§ SHORT PROBLEM:
Reproduce every entry below precisely; do not include the pictures.

===== INPUT RECORDS =====

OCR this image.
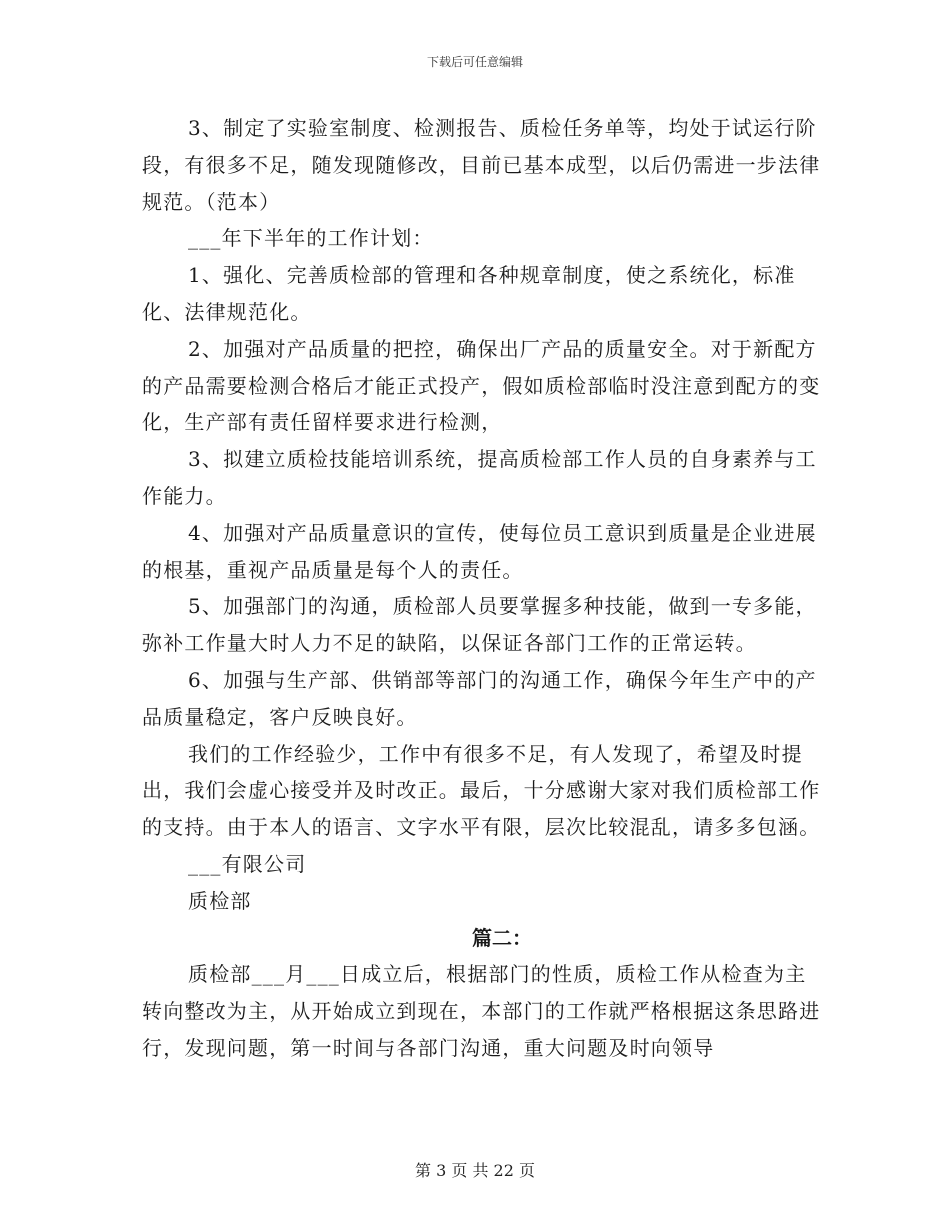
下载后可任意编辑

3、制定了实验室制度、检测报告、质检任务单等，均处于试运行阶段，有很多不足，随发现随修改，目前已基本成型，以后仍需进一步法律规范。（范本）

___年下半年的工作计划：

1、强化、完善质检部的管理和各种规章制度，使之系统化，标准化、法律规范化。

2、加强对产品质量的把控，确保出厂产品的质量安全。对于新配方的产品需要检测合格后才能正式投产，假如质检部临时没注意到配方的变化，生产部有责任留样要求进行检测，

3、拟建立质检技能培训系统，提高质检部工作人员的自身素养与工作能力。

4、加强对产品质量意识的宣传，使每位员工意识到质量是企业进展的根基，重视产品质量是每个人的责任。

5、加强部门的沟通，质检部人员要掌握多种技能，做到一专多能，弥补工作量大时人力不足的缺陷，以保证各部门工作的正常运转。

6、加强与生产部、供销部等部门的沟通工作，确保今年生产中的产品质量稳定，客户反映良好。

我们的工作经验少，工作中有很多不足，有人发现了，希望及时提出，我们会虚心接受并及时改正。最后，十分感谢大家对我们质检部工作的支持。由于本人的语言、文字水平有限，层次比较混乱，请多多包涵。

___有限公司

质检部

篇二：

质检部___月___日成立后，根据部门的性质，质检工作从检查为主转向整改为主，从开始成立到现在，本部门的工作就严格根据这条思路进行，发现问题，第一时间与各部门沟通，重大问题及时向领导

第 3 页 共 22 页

=====

§ CORRECT RESULT:
OCR this image.
下载后可任意编辑

3、制定了实验室制度、检测报告、质检任务单等，均处于试运行阶段，有很多不足，随发现随修改，目前已基本成型，以后仍需进一步法律规范。（范本）

___年下半年的工作计划：

1、强化、完善质检部的管理和各种规章制度，使之系统化，标准化、法律规范化。

2、加强对产品质量的把控，确保出厂产品的质量安全。对于新配方的产品需要检测合格后才能正式投产，假如质检部临时没注意到配方的变化，生产部有责任留样要求进行检测，

3、拟建立质检技能培训系统，提高质检部工作人员的自身素养与工作能力。

4、加强对产品质量意识的宣传，使每位员工意识到质量是企业进展的根基，重视产品质量是每个人的责任。

5、加强部门的沟通，质检部人员要掌握多种技能，做到一专多能，弥补工作量大时人力不足的缺陷，以保证各部门工作的正常运转。

6、加强与生产部、供销部等部门的沟通工作，确保今年生产中的产品质量稳定，客户反映良好。

我们的工作经验少，工作中有很多不足，有人发现了，希望及时提出，我们会虚心接受并及时改正。最后，十分感谢大家对我们质检部工作的支持。由于本人的语言、文字水平有限，层次比较混乱，请多多包涵。

___有限公司

质检部

篇二：

质检部___月___日成立后，根据部门的性质，质检工作从检查为主转向整改为主，从开始成立到现在，本部门的工作就严格根据这条思路进行，发现问题，第一时间与各部门沟通，重大问题及时向领导

第 3 页 共 22 页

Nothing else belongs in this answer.